START EXTRACTED MATERIAL

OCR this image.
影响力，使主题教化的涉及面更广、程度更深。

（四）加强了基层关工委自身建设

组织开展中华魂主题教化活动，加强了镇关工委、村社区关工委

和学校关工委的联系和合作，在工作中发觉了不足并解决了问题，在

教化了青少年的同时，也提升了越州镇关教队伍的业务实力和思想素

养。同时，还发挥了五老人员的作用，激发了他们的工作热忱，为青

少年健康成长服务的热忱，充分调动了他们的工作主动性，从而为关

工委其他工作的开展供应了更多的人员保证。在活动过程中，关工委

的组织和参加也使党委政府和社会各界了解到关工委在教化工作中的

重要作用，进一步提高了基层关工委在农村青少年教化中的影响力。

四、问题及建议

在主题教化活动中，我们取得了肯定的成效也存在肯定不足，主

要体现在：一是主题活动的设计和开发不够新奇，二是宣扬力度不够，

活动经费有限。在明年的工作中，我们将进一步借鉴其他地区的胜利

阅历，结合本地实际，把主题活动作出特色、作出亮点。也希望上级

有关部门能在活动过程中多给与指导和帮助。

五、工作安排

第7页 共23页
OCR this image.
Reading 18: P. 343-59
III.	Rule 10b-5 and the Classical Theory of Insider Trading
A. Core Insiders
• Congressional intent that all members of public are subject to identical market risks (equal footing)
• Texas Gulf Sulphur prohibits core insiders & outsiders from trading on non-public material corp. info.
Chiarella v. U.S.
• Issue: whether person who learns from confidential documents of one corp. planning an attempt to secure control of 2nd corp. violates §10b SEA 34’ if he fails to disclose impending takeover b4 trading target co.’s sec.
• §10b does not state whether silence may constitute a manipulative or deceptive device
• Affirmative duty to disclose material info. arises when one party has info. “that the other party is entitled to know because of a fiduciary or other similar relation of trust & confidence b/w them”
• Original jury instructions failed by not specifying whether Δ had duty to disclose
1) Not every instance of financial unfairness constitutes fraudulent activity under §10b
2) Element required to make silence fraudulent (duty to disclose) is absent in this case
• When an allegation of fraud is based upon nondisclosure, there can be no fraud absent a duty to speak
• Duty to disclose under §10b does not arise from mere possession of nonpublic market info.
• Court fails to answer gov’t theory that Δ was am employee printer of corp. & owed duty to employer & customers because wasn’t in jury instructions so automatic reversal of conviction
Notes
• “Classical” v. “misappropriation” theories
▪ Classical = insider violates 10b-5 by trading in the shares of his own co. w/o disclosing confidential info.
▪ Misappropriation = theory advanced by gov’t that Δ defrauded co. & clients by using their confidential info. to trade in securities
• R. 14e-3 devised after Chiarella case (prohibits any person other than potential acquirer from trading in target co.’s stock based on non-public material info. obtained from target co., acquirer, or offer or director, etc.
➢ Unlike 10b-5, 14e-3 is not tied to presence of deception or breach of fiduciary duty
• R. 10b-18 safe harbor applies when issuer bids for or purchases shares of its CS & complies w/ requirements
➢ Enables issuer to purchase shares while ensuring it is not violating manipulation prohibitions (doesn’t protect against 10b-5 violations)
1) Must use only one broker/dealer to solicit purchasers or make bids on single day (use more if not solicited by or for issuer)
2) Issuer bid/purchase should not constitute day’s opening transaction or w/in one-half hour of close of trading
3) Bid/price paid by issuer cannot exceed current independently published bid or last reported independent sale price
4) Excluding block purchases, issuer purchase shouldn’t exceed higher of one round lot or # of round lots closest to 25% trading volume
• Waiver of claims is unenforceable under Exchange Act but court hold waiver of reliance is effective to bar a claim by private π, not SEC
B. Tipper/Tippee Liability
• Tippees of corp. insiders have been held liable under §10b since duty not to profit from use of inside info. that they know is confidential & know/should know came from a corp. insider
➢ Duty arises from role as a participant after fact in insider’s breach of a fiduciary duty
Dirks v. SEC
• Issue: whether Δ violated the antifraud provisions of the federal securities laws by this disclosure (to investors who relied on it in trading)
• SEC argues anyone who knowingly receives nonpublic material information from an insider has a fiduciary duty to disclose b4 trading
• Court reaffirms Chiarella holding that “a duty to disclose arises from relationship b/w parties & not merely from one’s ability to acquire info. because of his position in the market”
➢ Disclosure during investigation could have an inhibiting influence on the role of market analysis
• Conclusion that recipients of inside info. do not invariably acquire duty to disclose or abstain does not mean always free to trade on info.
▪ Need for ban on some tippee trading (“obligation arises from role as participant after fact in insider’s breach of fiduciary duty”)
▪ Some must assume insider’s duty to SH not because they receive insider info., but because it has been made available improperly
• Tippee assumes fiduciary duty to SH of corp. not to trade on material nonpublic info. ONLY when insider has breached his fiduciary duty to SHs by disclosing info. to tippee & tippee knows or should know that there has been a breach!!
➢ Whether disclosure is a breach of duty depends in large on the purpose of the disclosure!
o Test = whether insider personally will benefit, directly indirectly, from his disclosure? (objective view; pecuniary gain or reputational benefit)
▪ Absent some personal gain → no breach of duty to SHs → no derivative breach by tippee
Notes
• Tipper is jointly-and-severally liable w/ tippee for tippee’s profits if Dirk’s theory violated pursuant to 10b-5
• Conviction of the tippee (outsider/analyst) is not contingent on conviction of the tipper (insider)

END EXTRACTED MATERIAL

- **INSTRUCTIONS FOR THE TASK**:
Each record should come back exactly as written.

- **EXPECTED OUTPUT**:
OCR this image.
影响力，使主题教化的涉及面更广、程度更深。

（四）加强了基层关工委自身建设

组织开展中华魂主题教化活动，加强了镇关工委、村社区关工委

和学校关工委的联系和合作，在工作中发觉了不足并解决了问题，在

教化了青少年的同时，也提升了越州镇关教队伍的业务实力和思想素

养。同时，还发挥了五老人员的作用，激发了他们的工作热忱，为青

少年健康成长服务的热忱，充分调动了他们的工作主动性，从而为关

工委其他工作的开展供应了更多的人员保证。在活动过程中，关工委

的组织和参加也使党委政府和社会各界了解到关工委在教化工作中的

重要作用，进一步提高了基层关工委在农村青少年教化中的影响力。

四、问题及建议

在主题教化活动中，我们取得了肯定的成效也存在肯定不足，主

要体现在：一是主题活动的设计和开发不够新奇，二是宣扬力度不够，

活动经费有限。在明年的工作中，我们将进一步借鉴其他地区的胜利

阅历，结合本地实际，把主题活动作出特色、作出亮点。也希望上级

有关部门能在活动过程中多给与指导和帮助。

五、工作安排

第7页 共23页
OCR this image.
Reading 18: P. 343-59
III.	Rule 10b-5 and the Classical Theory of Insider Trading
A. Core Insiders
• Congressional intent that all members of public are subject to identical market risks (equal footing)
• Texas Gulf Sulphur prohibits core insiders & outsiders from trading on non-public material corp. info.
Chiarella v. U.S.
• Issue: whether person who learns from confidential documents of one corp. planning an attempt to secure control of 2nd corp. violates §10b SEA 34’ if he fails to disclose impending takeover b4 trading target co.’s sec.
• §10b does not state whether silence may constitute a manipulative or deceptive device
• Affirmative duty to disclose material info. arises when one party has info. “that the other party is entitled to know because of a fiduciary or other similar relation of trust & confidence b/w them”
• Original jury instructions failed by not specifying whether Δ had duty to disclose
1) Not every instance of financial unfairness constitutes fraudulent activity under §10b
2) Element required to make silence fraudulent (duty to disclose) is absent in this case
• When an allegation of fraud is based upon nondisclosure, there can be no fraud absent a duty to speak
• Duty to disclose under §10b does not arise from mere possession of nonpublic market info.
• Court fails to answer gov’t theory that Δ was am employee printer of corp. & owed duty to employer & customers because wasn’t in jury instructions so automatic reversal of conviction
Notes
• “Classical” v. “misappropriation” theories
▪ Classical = insider violates 10b-5 by trading in the shares of his own co. w/o disclosing confidential info.
▪ Misappropriation = theory advanced by gov’t that Δ defrauded co. & clients by using their confidential info. to trade in securities
• R. 14e-3 devised after Chiarella case (prohibits any person other than potential acquirer from trading in target co.’s stock based on non-public material info. obtained from target co., acquirer, or offer or director, etc.
➢ Unlike 10b-5, 14e-3 is not tied to presence of deception or breach of fiduciary duty
• R. 10b-18 safe harbor applies when issuer bids for or purchases shares of its CS & complies w/ requirements
➢ Enables issuer to purchase shares while ensuring it is not violating manipulation prohibitions (doesn’t protect against 10b-5 violations)
1) Must use only one broker/dealer to solicit purchasers or make bids on single day (use more if not solicited by or for issuer)
2) Issuer bid/purchase should not constitute day’s opening transaction or w/in one-half hour of close of trading
3) Bid/price paid by issuer cannot exceed current independently published bid or last reported independent sale price
4) Excluding block purchases, issuer purchase shouldn’t exceed higher of one round lot or # of round lots closest to 25% trading volume
• Waiver of claims is unenforceable under Exchange Act but court hold waiver of reliance is effective to bar a claim by private π, not SEC
B. Tipper/Tippee Liability
• Tippees of corp. insiders have been held liable under §10b since duty not to profit from use of inside info. that they know is confidential & know/should know came from a corp. insider
➢ Duty arises from role as a participant after fact in insider’s breach of a fiduciary duty
Dirks v. SEC
• Issue: whether Δ violated the antifraud provisions of the federal securities laws by this disclosure (to investors who relied on it in trading)
• SEC argues anyone who knowingly receives nonpublic material information from an insider has a fiduciary duty to disclose b4 trading
• Court reaffirms Chiarella holding that “a duty to disclose arises from relationship b/w parties & not merely from one’s ability to acquire info. because of his position in the market”
➢ Disclosure during investigation could have an inhibiting influence on the role of market analysis
• Conclusion that recipients of inside info. do not invariably acquire duty to disclose or abstain does not mean always free to trade on info.
▪ Need for ban on some tippee trading (“obligation arises from role as participant after fact in insider’s breach of fiduciary duty”)
▪ Some must assume insider’s duty to SH not because they receive insider info., but because it has been made available improperly
• Tippee assumes fiduciary duty to SH of corp. not to trade on material nonpublic info. ONLY when insider has breached his fiduciary duty to SHs by disclosing info. to tippee & tippee knows or should know that there has been a breach!!
➢ Whether disclosure is a breach of duty depends in large on the purpose of the disclosure!
o Test = whether insider personally will benefit, directly indirectly, from his disclosure? (objective view; pecuniary gain or reputational benefit)
▪ Absent some personal gain → no breach of duty to SHs → no derivative breach by tippee
Notes
• Tipper is jointly-and-severally liable w/ tippee for tippee’s profits if Dirk’s theory violated pursuant to 10b-5
• Conviction of the tippee (outsider/analyst) is not contingent on conviction of the tipper (insider)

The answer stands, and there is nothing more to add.